Records from a data source:
>>>>>

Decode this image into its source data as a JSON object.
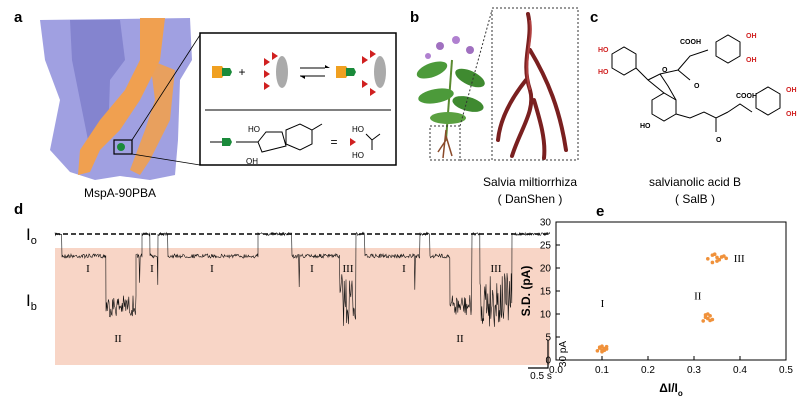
{
  "panels": {
    "a": {
      "label": "a",
      "caption": "MspA-90PBA",
      "inset_labels": [
        "+",
        "HO",
        "OH",
        "=",
        "HO",
        "HO"
      ]
    },
    "b": {
      "label": "b",
      "caption": "Salvia miltiorrhiza",
      "subcaption": "( DanShen )"
    },
    "c": {
      "label": "c",
      "caption": "salvianolic acid B",
      "subcaption": "( SalB )",
      "atoms": [
        "HO",
        "HO",
        "COOH",
        "OH",
        "OH",
        "O",
        "O",
        "O",
        "COOH",
        "OH",
        "OH",
        "HO"
      ]
    },
    "d": {
      "label": "d",
      "open_level": {
        "main": "I",
        "sub": "o"
      },
      "blocked_level": {
        "main": "I",
        "sub": "b"
      },
      "states": [
        "I",
        "II",
        "I",
        "I",
        "I",
        "III",
        "I",
        "II",
        "III"
      ],
      "scale_current": "30 pA",
      "scale_time": "0.5 s"
    },
    "e": {
      "label": "e"
    }
  },
  "chart_data": {
    "type": "scatter",
    "xlabel": {
      "main": "ΔI/I",
      "sub": "o"
    },
    "ylabel": "S.D. (pA)",
    "xlim": [
      0,
      0.5
    ],
    "xticks": [
      {
        "value": 0,
        "label": "0.0"
      },
      0.1,
      0.2,
      0.3,
      0.4,
      0.5
    ],
    "ylim": [
      0,
      30
    ],
    "yticks": [
      0,
      5,
      10,
      15,
      20,
      25,
      30
    ],
    "color": "#f0913a",
    "series": [
      {
        "name": "I",
        "x": [
          0.09,
          0.095,
          0.1,
          0.1,
          0.105,
          0.11,
          0.1,
          0.095,
          0.11,
          0.105
        ],
        "values": [
          2.0,
          2.8,
          2.2,
          3.0,
          2.5,
          2.4,
          1.8,
          2.6,
          2.9,
          2.1
        ]
      },
      {
        "name": "II",
        "x": [
          0.32,
          0.325,
          0.33,
          0.335,
          0.34,
          0.33,
          0.325,
          0.335
        ],
        "values": [
          8.5,
          9.3,
          9.0,
          9.6,
          8.8,
          10.0,
          9.8,
          8.6
        ]
      },
      {
        "name": "III",
        "x": [
          0.33,
          0.34,
          0.35,
          0.36,
          0.37,
          0.345,
          0.355,
          0.365,
          0.34,
          0.35
        ],
        "values": [
          22.0,
          22.8,
          21.5,
          22.4,
          22.1,
          23.0,
          21.8,
          22.6,
          21.2,
          22.3
        ]
      }
    ]
  }
}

<<<<<

Quote every line of the records above exactly; no picture is to be copied.

Decode this image into its source data as a JSON object.
{
  "panels": {
    "a": {
      "label": "a",
      "caption": "MspA-90PBA",
      "inset_labels": [
        "+",
        "HO",
        "OH",
        "=",
        "HO",
        "HO"
      ]
    },
    "b": {
      "label": "b",
      "caption": "Salvia miltiorrhiza",
      "subcaption": "( DanShen )"
    },
    "c": {
      "label": "c",
      "caption": "salvianolic acid B",
      "subcaption": "( SalB )",
      "atoms": [
        "HO",
        "HO",
        "COOH",
        "OH",
        "OH",
        "O",
        "O",
        "O",
        "COOH",
        "OH",
        "OH",
        "HO"
      ]
    },
    "d": {
      "label": "d",
      "open_level": {
        "main": "I",
        "sub": "o"
      },
      "blocked_level": {
        "main": "I",
        "sub": "b"
      },
      "states": [
        "I",
        "II",
        "I",
        "I",
        "I",
        "III",
        "I",
        "II",
        "III"
      ],
      "scale_current": "30 pA",
      "scale_time": "0.5 s"
    },
    "e": {
      "label": "e"
    }
  },
  "chart_data": {
    "type": "scatter",
    "xlabel": {
      "main": "ΔI/I",
      "sub": "o"
    },
    "ylabel": "S.D. (pA)",
    "xlim": [
      0,
      0.5
    ],
    "xticks": [
      {
        "value": 0,
        "label": "0.0"
      },
      0.1,
      0.2,
      0.3,
      0.4,
      0.5
    ],
    "ylim": [
      0,
      30
    ],
    "yticks": [
      0,
      5,
      10,
      15,
      20,
      25,
      30
    ],
    "color": "#f0913a",
    "series": [
      {
        "name": "I",
        "x": [
          0.09,
          0.095,
          0.1,
          0.1,
          0.105,
          0.11,
          0.1,
          0.095,
          0.11,
          0.105
        ],
        "values": [
          2.0,
          2.8,
          2.2,
          3.0,
          2.5,
          2.4,
          1.8,
          2.6,
          2.9,
          2.1
        ]
      },
      {
        "name": "II",
        "x": [
          0.32,
          0.325,
          0.33,
          0.335,
          0.34,
          0.33,
          0.325,
          0.335
        ],
        "values": [
          8.5,
          9.3,
          9.0,
          9.6,
          8.8,
          10.0,
          9.8,
          8.6
        ]
      },
      {
        "name": "III",
        "x": [
          0.33,
          0.34,
          0.35,
          0.36,
          0.37,
          0.345,
          0.355,
          0.365,
          0.34,
          0.35
        ],
        "values": [
          22.0,
          22.8,
          21.5,
          22.4,
          22.1,
          23.0,
          21.8,
          22.6,
          21.2,
          22.3
        ]
      }
    ]
  }
}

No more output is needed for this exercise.